◆ **WHAT IS BEING ASKED**: Could you copy every line of the records below exactly, leaving out the pictures?

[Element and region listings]
---

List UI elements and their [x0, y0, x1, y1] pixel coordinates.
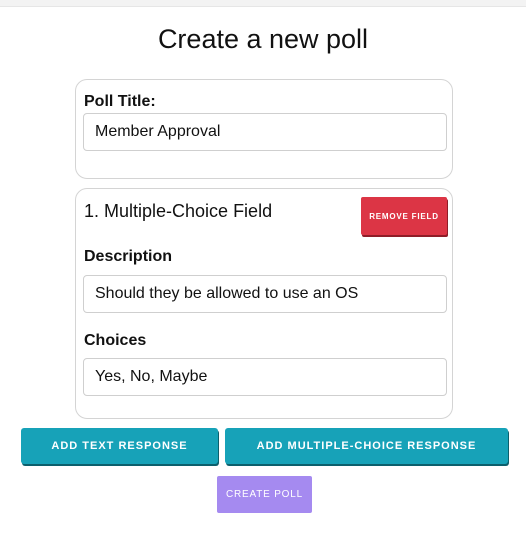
poll-title-input[interactable] — [83, 113, 447, 151]
multiple-choice-field-card: 1. Multiple-Choice Field REMOVE FIELD De… — [75, 188, 453, 419]
page-title: Create a new poll — [157, 24, 369, 54]
create-poll-button[interactable]: CREATE POLL — [217, 476, 312, 513]
poll-title-label: Poll Title: — [84, 93, 156, 110]
choices-input[interactable] — [83, 358, 447, 396]
poll-title-card: Poll Title: — [75, 79, 453, 179]
description-label: Description — [84, 248, 173, 265]
add-multiple-choice-response-button[interactable]: ADD MULTIPLE-CHOICE RESPONSE — [225, 428, 508, 464]
add-text-response-button[interactable]: ADD TEXT RESPONSE — [21, 428, 218, 464]
field-heading: 1. Multiple-Choice Field — [84, 201, 273, 221]
choices-label: Choices — [84, 332, 147, 349]
top-bar — [0, 0, 526, 7]
description-input[interactable] — [83, 275, 447, 313]
remove-field-button[interactable]: REMOVE FIELD — [361, 197, 447, 235]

---

◆ **ANSWER TO THE EXERCISE**:
List UI elements and their [x0, y0, x1, y1] pixel coordinates.
poll-title-input[interactable] — [83, 113, 447, 151]
multiple-choice-field-card: 1. Multiple-Choice Field REMOVE FIELD De… — [75, 188, 453, 419]
page-title: Create a new poll — [157, 24, 369, 54]
create-poll-button[interactable]: CREATE POLL — [217, 476, 312, 513]
poll-title-label: Poll Title: — [84, 93, 156, 110]
choices-input[interactable] — [83, 358, 447, 396]
poll-title-card: Poll Title: — [75, 79, 453, 179]
description-label: Description — [84, 248, 173, 265]
add-multiple-choice-response-button[interactable]: ADD MULTIPLE-CHOICE RESPONSE — [225, 428, 508, 464]
add-text-response-button[interactable]: ADD TEXT RESPONSE — [21, 428, 218, 464]
field-heading: 1. Multiple-Choice Field — [84, 201, 273, 221]
choices-label: Choices — [84, 332, 147, 349]
top-bar — [0, 0, 526, 7]
description-input[interactable] — [83, 275, 447, 313]
remove-field-button[interactable]: REMOVE FIELD — [361, 197, 447, 235]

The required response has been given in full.